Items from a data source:

•••••

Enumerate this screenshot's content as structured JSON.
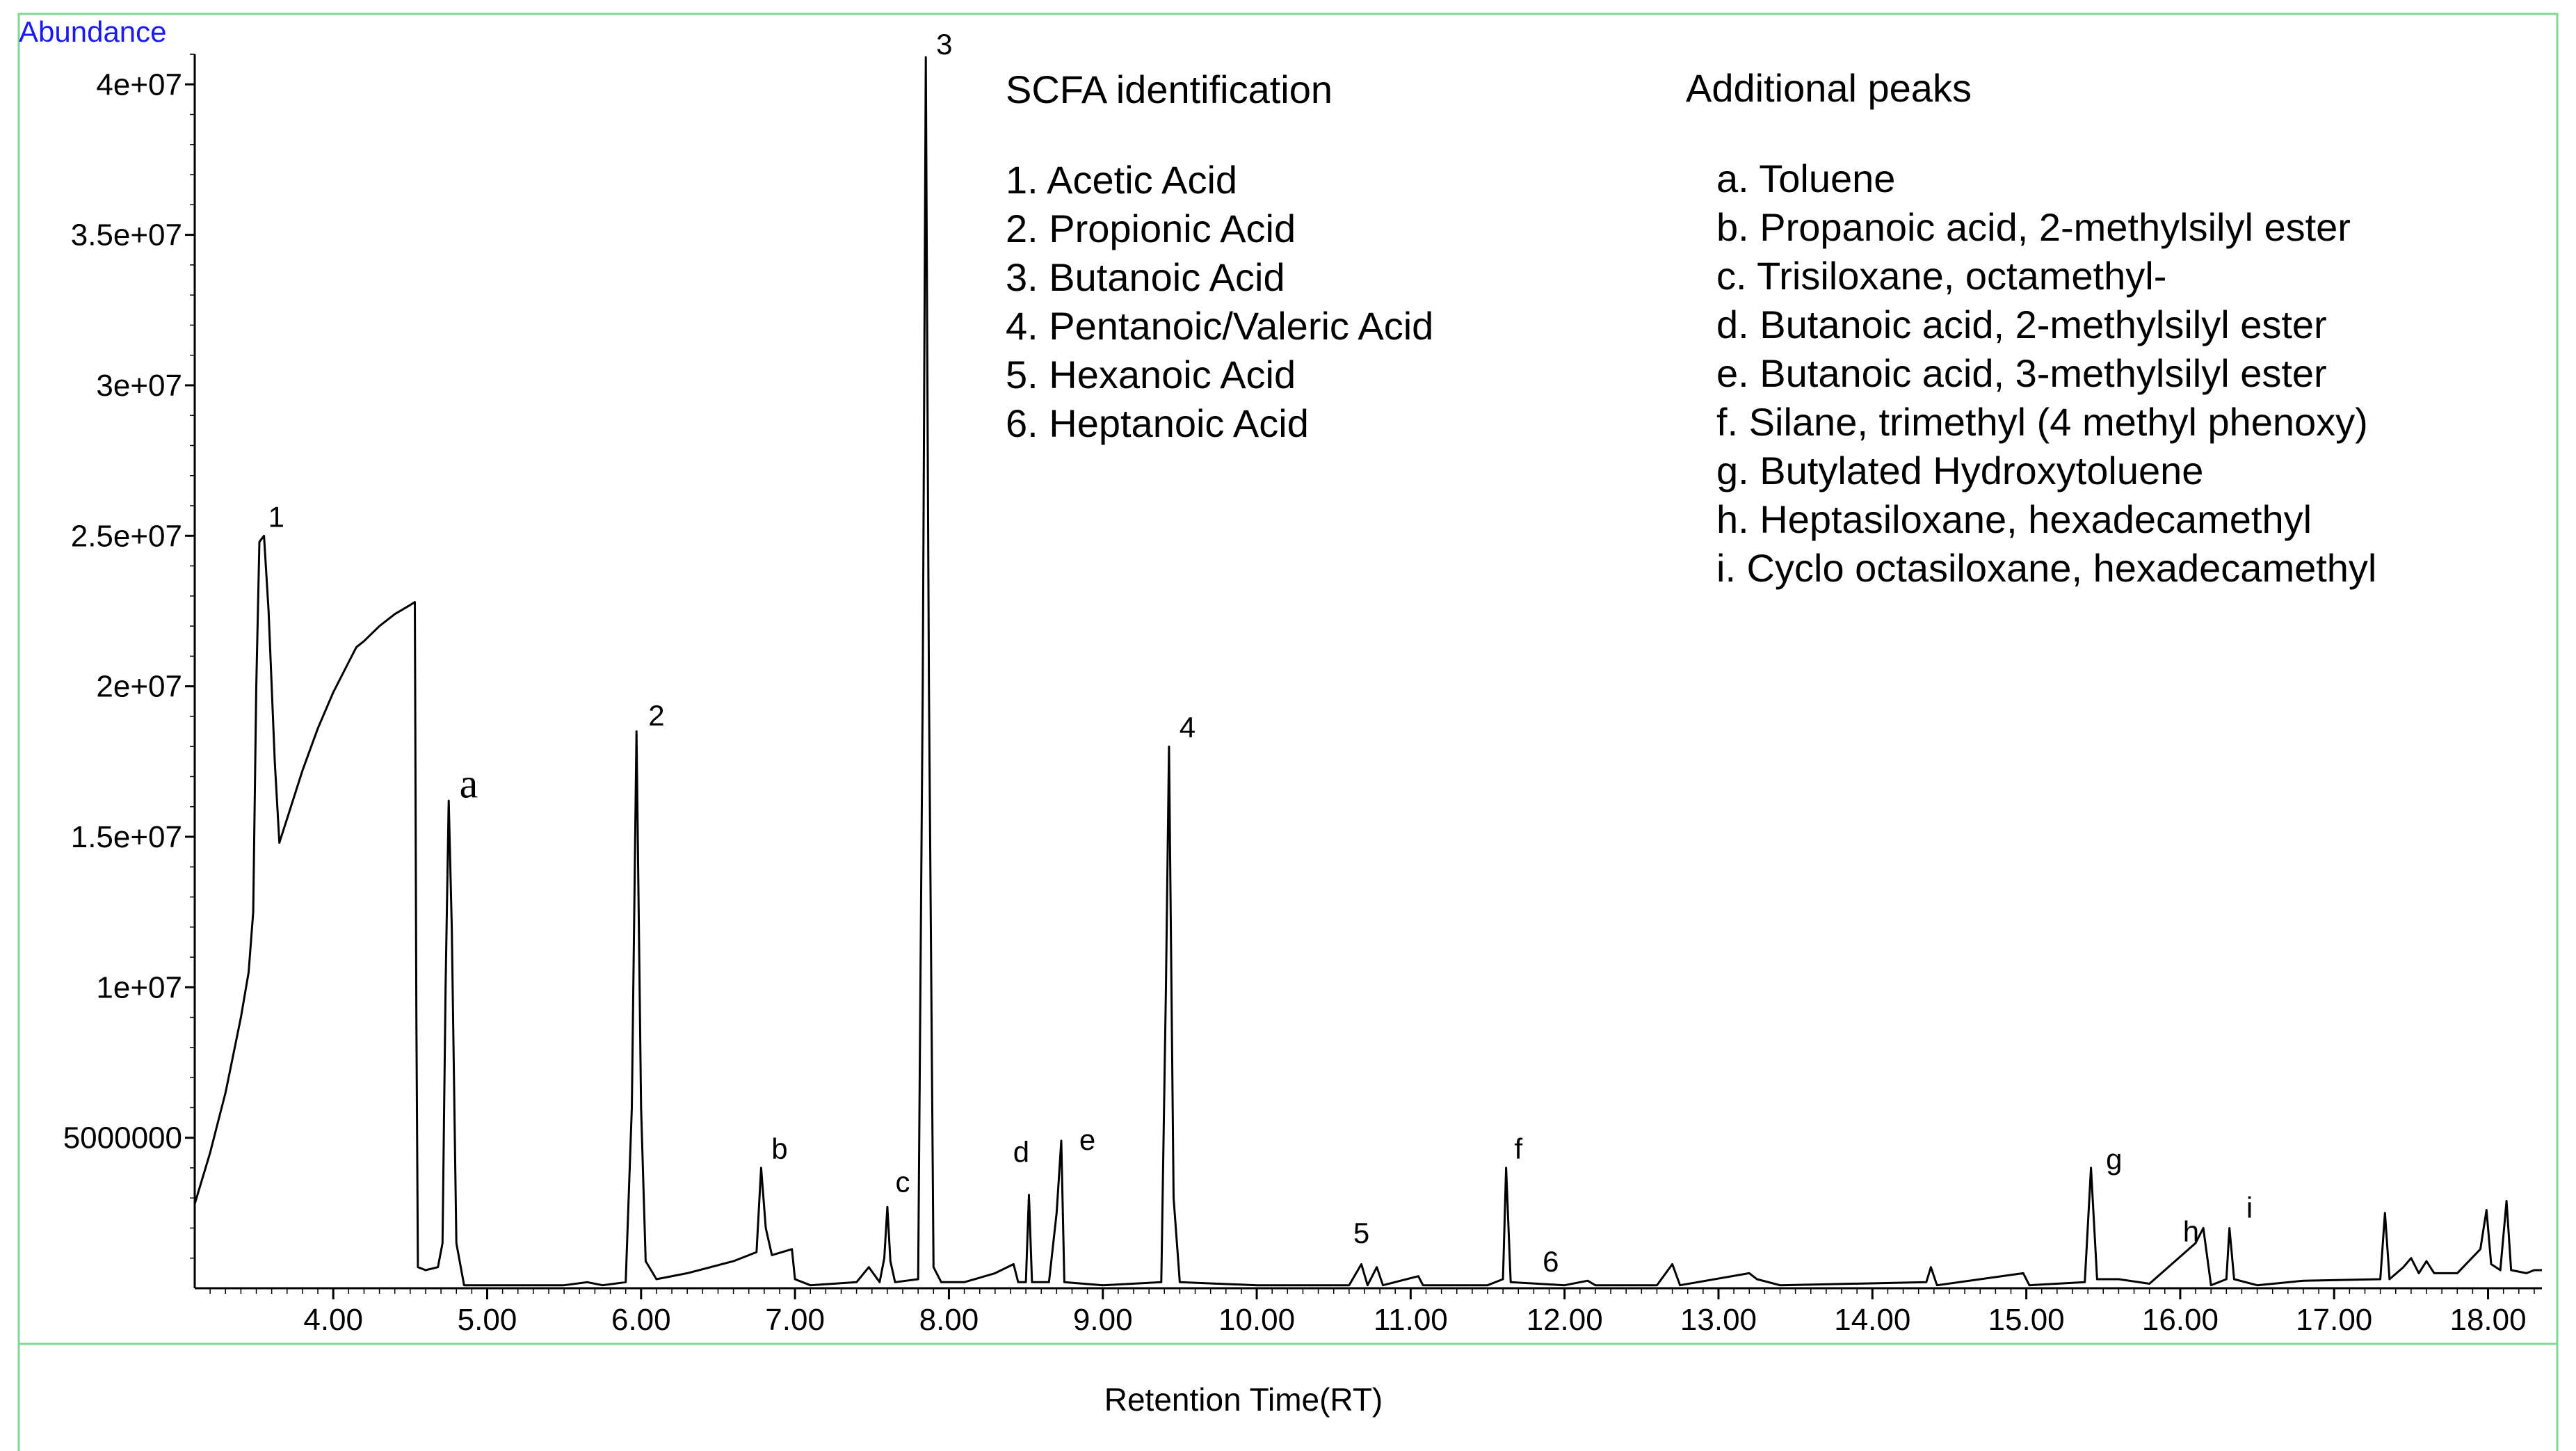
{
  "chart_data": {
    "type": "line",
    "title": "",
    "xlabel": "Retention Time(RT)",
    "ylabel": "Abundance",
    "xlim": [
      3.1,
      18.35
    ],
    "ylim": [
      0,
      41000000
    ],
    "x_ticks": [
      {
        "value": 4,
        "label": "4.00"
      },
      {
        "value": 5,
        "label": "5.00"
      },
      {
        "value": 6,
        "label": "6.00"
      },
      {
        "value": 7,
        "label": "7.00"
      },
      {
        "value": 8,
        "label": "8.00"
      },
      {
        "value": 9,
        "label": "9.00"
      },
      {
        "value": 10,
        "label": "10.00"
      },
      {
        "value": 11,
        "label": "11.00"
      },
      {
        "value": 12,
        "label": "12.00"
      },
      {
        "value": 13,
        "label": "13.00"
      },
      {
        "value": 14,
        "label": "14.00"
      },
      {
        "value": 15,
        "label": "15.00"
      },
      {
        "value": 16,
        "label": "16.00"
      },
      {
        "value": 17,
        "label": "17.00"
      },
      {
        "value": 18,
        "label": "18.00"
      }
    ],
    "y_ticks": [
      {
        "value": 5000000,
        "label": "5000000"
      },
      {
        "value": 10000000,
        "label": "1e+07"
      },
      {
        "value": 15000000,
        "label": "1.5e+07"
      },
      {
        "value": 20000000,
        "label": "2e+07"
      },
      {
        "value": 25000000,
        "label": "2.5e+07"
      },
      {
        "value": 30000000,
        "label": "3e+07"
      },
      {
        "value": 35000000,
        "label": "3.5e+07"
      },
      {
        "value": 40000000,
        "label": "4e+07"
      }
    ],
    "series": [
      {
        "points": [
          [
            3.1,
            2800000
          ],
          [
            3.2,
            4500000
          ],
          [
            3.3,
            6500000
          ],
          [
            3.4,
            9000000
          ],
          [
            3.45,
            10500000
          ],
          [
            3.48,
            12500000
          ],
          [
            3.5,
            20000000
          ],
          [
            3.52,
            24800000
          ],
          [
            3.55,
            25000000
          ],
          [
            3.58,
            22500000
          ],
          [
            3.62,
            17500000
          ],
          [
            3.65,
            14800000
          ],
          [
            3.7,
            15600000
          ],
          [
            3.8,
            17200000
          ],
          [
            3.9,
            18600000
          ],
          [
            4.0,
            19800000
          ],
          [
            4.1,
            20800000
          ],
          [
            4.15,
            21300000
          ],
          [
            4.2,
            21500000
          ],
          [
            4.3,
            22000000
          ],
          [
            4.4,
            22400000
          ],
          [
            4.5,
            22700000
          ],
          [
            4.53,
            22800000
          ],
          [
            4.54,
            9000000
          ],
          [
            4.55,
            700000
          ],
          [
            4.6,
            600000
          ],
          [
            4.68,
            700000
          ],
          [
            4.71,
            1500000
          ],
          [
            4.73,
            10000000
          ],
          [
            4.75,
            16200000
          ],
          [
            4.77,
            12000000
          ],
          [
            4.8,
            1500000
          ],
          [
            4.85,
            100000
          ],
          [
            5.0,
            100000
          ],
          [
            5.5,
            100000
          ],
          [
            5.65,
            200000
          ],
          [
            5.75,
            100000
          ],
          [
            5.9,
            200000
          ],
          [
            5.94,
            6000000
          ],
          [
            5.97,
            18500000
          ],
          [
            6.0,
            6000000
          ],
          [
            6.03,
            900000
          ],
          [
            6.1,
            300000
          ],
          [
            6.3,
            500000
          ],
          [
            6.6,
            900000
          ],
          [
            6.75,
            1200000
          ],
          [
            6.78,
            4000000
          ],
          [
            6.81,
            2000000
          ],
          [
            6.85,
            1100000
          ],
          [
            6.98,
            1300000
          ],
          [
            7.0,
            300000
          ],
          [
            7.1,
            100000
          ],
          [
            7.4,
            200000
          ],
          [
            7.48,
            700000
          ],
          [
            7.55,
            200000
          ],
          [
            7.58,
            1000000
          ],
          [
            7.6,
            2700000
          ],
          [
            7.62,
            900000
          ],
          [
            7.65,
            200000
          ],
          [
            7.8,
            300000
          ],
          [
            7.83,
            20000000
          ],
          [
            7.85,
            40900000
          ],
          [
            7.87,
            20000000
          ],
          [
            7.9,
            700000
          ],
          [
            7.95,
            200000
          ],
          [
            8.1,
            200000
          ],
          [
            8.3,
            500000
          ],
          [
            8.42,
            800000
          ],
          [
            8.45,
            200000
          ],
          [
            8.5,
            200000
          ],
          [
            8.52,
            3100000
          ],
          [
            8.54,
            200000
          ],
          [
            8.65,
            200000
          ],
          [
            8.7,
            2500000
          ],
          [
            8.73,
            4900000
          ],
          [
            8.75,
            200000
          ],
          [
            9.0,
            100000
          ],
          [
            9.38,
            200000
          ],
          [
            9.41,
            10000000
          ],
          [
            9.43,
            18000000
          ],
          [
            9.46,
            3000000
          ],
          [
            9.5,
            200000
          ],
          [
            10.0,
            100000
          ],
          [
            10.6,
            100000
          ],
          [
            10.68,
            800000
          ],
          [
            10.72,
            100000
          ],
          [
            10.78,
            700000
          ],
          [
            10.82,
            100000
          ],
          [
            11.05,
            400000
          ],
          [
            11.08,
            100000
          ],
          [
            11.5,
            100000
          ],
          [
            11.6,
            300000
          ],
          [
            11.62,
            4000000
          ],
          [
            11.65,
            200000
          ],
          [
            12.0,
            100000
          ],
          [
            12.15,
            250000
          ],
          [
            12.2,
            100000
          ],
          [
            12.6,
            100000
          ],
          [
            12.7,
            800000
          ],
          [
            12.75,
            100000
          ],
          [
            13.2,
            500000
          ],
          [
            13.25,
            300000
          ],
          [
            13.4,
            100000
          ],
          [
            14.35,
            200000
          ],
          [
            14.38,
            700000
          ],
          [
            14.42,
            100000
          ],
          [
            14.98,
            500000
          ],
          [
            15.02,
            100000
          ],
          [
            15.38,
            200000
          ],
          [
            15.42,
            4000000
          ],
          [
            15.46,
            300000
          ],
          [
            15.6,
            300000
          ],
          [
            15.8,
            150000
          ],
          [
            16.1,
            1500000
          ],
          [
            16.15,
            2000000
          ],
          [
            16.2,
            100000
          ],
          [
            16.3,
            300000
          ],
          [
            16.32,
            2000000
          ],
          [
            16.35,
            300000
          ],
          [
            16.5,
            100000
          ],
          [
            16.8,
            250000
          ],
          [
            17.3,
            300000
          ],
          [
            17.33,
            2500000
          ],
          [
            17.36,
            300000
          ],
          [
            17.45,
            700000
          ],
          [
            17.5,
            1000000
          ],
          [
            17.55,
            500000
          ],
          [
            17.6,
            900000
          ],
          [
            17.65,
            500000
          ],
          [
            17.8,
            500000
          ],
          [
            17.95,
            1300000
          ],
          [
            17.99,
            2600000
          ],
          [
            18.02,
            800000
          ],
          [
            18.08,
            600000
          ],
          [
            18.12,
            2900000
          ],
          [
            18.15,
            600000
          ],
          [
            18.25,
            500000
          ],
          [
            18.3,
            600000
          ],
          [
            18.35,
            600000
          ]
        ]
      }
    ],
    "peak_labels": [
      {
        "text": "1",
        "x": 3.63,
        "y": 25300000
      },
      {
        "text": "a",
        "x": 4.88,
        "y": 16300000,
        "style": "serif"
      },
      {
        "text": "2",
        "x": 6.1,
        "y": 18700000
      },
      {
        "text": "b",
        "x": 6.9,
        "y": 4300000
      },
      {
        "text": "c",
        "x": 7.7,
        "y": 3200000
      },
      {
        "text": "3",
        "x": 7.97,
        "y": 41000000
      },
      {
        "text": "d",
        "x": 8.47,
        "y": 4200000
      },
      {
        "text": "e",
        "x": 8.9,
        "y": 4600000
      },
      {
        "text": "4",
        "x": 9.55,
        "y": 18300000
      },
      {
        "text": "5",
        "x": 10.68,
        "y": 1500000
      },
      {
        "text": "f",
        "x": 11.7,
        "y": 4300000
      },
      {
        "text": "6",
        "x": 11.91,
        "y": 550000
      },
      {
        "text": "g",
        "x": 15.57,
        "y": 3950000
      },
      {
        "text": "h",
        "x": 16.07,
        "y": 1550000
      },
      {
        "text": "i",
        "x": 16.45,
        "y": 2350000
      }
    ],
    "annotations": {
      "scfa_title": "SCFA identification",
      "scfa_items": [
        "1.  Acetic Acid",
        "2.  Propionic Acid",
        "3.  Butanoic Acid",
        "4.  Pentanoic/Valeric Acid",
        "5.  Hexanoic Acid",
        "6.  Heptanoic Acid"
      ],
      "additional_title": "Additional peaks",
      "additional_items": [
        "a.  Toluene",
        "b.   Propanoic acid, 2-methylsilyl ester",
        "c.  Trisiloxane, octamethyl-",
        "d.  Butanoic acid, 2-methylsilyl ester",
        "e.  Butanoic acid, 3-methylsilyl ester",
        "f.   Silane, trimethyl (4 methyl phenoxy)",
        "g.  Butylated Hydroxytoluene",
        "h.  Heptasiloxane, hexadecamethyl",
        "i.   Cyclo octasiloxane, hexadecamethyl"
      ]
    },
    "colors": {
      "frame": "#7fd98f",
      "ylabel": "#1a1aff",
      "trace": "#000000"
    },
    "grid": false
  }
}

•••••

Pull out each line containing the word "ester" and copy it.

Correct output:
        "b.   Propanoic acid, 2-methylsilyl ester",
        "d.  Butanoic acid, 2-methylsilyl ester",
        "e.  Butanoic acid, 3-methylsilyl ester",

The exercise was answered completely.